Gather all lines with "Rechnungseingang" from the records.

◆ ◆ ◆ ◆ ◆

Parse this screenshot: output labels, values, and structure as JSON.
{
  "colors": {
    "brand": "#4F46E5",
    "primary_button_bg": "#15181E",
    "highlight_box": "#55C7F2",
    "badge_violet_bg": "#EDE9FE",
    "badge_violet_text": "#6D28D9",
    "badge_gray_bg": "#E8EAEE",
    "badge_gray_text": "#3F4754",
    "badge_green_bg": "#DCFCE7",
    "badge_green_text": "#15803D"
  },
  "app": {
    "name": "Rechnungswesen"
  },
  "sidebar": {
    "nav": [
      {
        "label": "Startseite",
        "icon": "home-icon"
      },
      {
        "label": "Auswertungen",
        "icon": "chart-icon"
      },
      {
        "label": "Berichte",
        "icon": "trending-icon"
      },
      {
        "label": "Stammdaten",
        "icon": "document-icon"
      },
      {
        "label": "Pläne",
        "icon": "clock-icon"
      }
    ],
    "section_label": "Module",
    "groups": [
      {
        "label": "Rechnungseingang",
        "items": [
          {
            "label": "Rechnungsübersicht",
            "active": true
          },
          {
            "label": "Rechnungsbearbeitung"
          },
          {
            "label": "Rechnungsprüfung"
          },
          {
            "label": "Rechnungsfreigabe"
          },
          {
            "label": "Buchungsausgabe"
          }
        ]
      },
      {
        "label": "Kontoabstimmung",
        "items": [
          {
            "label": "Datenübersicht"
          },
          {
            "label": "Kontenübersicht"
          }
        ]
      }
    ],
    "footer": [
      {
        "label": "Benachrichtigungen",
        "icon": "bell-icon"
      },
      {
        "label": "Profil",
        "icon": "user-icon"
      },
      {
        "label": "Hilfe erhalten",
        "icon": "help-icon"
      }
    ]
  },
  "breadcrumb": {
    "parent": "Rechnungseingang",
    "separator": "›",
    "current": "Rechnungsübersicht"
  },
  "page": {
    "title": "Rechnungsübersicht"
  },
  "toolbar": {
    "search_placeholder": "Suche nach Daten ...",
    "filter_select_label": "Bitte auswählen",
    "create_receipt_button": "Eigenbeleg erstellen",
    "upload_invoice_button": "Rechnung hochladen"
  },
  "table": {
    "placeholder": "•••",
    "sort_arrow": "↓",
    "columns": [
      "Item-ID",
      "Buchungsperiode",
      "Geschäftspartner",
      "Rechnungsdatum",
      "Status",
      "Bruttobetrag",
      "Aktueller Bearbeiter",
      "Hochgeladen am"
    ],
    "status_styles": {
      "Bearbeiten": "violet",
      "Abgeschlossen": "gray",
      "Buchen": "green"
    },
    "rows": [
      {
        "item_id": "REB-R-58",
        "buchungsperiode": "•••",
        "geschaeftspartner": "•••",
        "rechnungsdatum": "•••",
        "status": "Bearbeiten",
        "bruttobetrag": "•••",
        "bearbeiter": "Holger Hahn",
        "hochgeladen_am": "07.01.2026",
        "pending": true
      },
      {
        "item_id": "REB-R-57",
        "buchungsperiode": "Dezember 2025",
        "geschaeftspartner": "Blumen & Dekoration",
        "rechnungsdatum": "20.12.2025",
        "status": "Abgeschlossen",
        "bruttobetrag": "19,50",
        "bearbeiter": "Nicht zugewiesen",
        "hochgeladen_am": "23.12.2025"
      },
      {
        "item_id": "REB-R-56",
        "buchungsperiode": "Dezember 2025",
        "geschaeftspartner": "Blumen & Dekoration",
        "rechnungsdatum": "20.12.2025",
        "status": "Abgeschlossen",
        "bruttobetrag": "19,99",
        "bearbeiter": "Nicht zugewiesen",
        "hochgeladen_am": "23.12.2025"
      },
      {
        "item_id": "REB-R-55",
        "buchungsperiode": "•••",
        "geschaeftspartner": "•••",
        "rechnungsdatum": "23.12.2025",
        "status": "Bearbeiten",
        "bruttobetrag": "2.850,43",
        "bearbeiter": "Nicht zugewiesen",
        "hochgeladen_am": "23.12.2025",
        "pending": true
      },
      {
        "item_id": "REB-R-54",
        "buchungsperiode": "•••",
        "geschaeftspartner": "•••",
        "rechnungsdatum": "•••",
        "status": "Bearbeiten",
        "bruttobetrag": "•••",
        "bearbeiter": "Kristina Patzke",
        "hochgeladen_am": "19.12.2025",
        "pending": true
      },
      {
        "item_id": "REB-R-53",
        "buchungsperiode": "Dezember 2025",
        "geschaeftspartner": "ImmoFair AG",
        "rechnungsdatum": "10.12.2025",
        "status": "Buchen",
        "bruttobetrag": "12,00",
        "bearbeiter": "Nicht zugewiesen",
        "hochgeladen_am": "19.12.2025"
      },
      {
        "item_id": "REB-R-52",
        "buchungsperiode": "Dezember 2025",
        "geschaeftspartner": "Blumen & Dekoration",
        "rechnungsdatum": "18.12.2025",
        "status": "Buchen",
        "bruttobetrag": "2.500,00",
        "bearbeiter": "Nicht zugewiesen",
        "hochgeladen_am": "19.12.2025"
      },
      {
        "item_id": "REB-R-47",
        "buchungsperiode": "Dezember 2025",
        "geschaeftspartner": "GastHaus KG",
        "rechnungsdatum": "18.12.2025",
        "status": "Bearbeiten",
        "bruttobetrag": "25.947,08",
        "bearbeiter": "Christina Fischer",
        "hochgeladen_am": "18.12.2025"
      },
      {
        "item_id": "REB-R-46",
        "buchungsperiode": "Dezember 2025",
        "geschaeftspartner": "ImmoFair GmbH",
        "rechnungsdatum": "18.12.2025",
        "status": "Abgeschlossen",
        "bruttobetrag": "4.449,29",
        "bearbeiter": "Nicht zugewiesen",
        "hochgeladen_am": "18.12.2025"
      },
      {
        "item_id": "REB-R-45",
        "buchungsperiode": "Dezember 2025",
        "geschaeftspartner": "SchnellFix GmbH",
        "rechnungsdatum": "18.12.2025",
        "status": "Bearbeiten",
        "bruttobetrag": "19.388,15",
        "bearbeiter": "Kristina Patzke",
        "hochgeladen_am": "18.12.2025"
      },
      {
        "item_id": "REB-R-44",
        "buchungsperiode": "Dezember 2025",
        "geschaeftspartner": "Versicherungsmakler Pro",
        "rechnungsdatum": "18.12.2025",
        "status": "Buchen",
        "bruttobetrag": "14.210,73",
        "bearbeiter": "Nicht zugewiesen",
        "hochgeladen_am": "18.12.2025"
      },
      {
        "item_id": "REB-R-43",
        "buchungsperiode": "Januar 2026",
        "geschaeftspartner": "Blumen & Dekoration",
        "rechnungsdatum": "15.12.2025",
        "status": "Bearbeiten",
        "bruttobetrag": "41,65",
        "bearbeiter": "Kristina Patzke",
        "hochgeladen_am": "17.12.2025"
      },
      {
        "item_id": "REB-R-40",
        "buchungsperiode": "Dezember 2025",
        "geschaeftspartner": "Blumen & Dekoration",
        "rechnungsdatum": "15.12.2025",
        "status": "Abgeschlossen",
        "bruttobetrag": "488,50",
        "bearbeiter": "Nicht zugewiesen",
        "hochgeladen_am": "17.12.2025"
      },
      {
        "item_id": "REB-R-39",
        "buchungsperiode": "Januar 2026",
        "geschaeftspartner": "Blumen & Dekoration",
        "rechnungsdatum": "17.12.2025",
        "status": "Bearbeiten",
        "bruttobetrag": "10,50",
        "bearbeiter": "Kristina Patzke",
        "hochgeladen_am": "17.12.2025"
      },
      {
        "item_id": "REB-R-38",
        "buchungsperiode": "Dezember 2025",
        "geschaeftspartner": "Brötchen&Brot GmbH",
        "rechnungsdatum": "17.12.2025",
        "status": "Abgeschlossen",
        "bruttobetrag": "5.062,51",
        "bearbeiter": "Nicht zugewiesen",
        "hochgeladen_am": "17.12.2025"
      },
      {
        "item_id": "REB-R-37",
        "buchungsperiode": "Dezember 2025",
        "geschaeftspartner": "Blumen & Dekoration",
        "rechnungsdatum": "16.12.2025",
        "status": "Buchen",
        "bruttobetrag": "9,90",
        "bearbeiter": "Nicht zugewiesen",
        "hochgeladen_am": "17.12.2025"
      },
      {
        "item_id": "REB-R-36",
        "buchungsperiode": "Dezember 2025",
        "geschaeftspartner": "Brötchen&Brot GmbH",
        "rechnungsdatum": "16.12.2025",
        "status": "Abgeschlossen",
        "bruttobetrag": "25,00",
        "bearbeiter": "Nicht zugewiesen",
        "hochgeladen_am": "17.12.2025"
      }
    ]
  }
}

◆ ◆ ◆ ◆ ◆

Output of the exercise:
        "label": "Rechnungseingang",
    "parent": "Rechnungseingang",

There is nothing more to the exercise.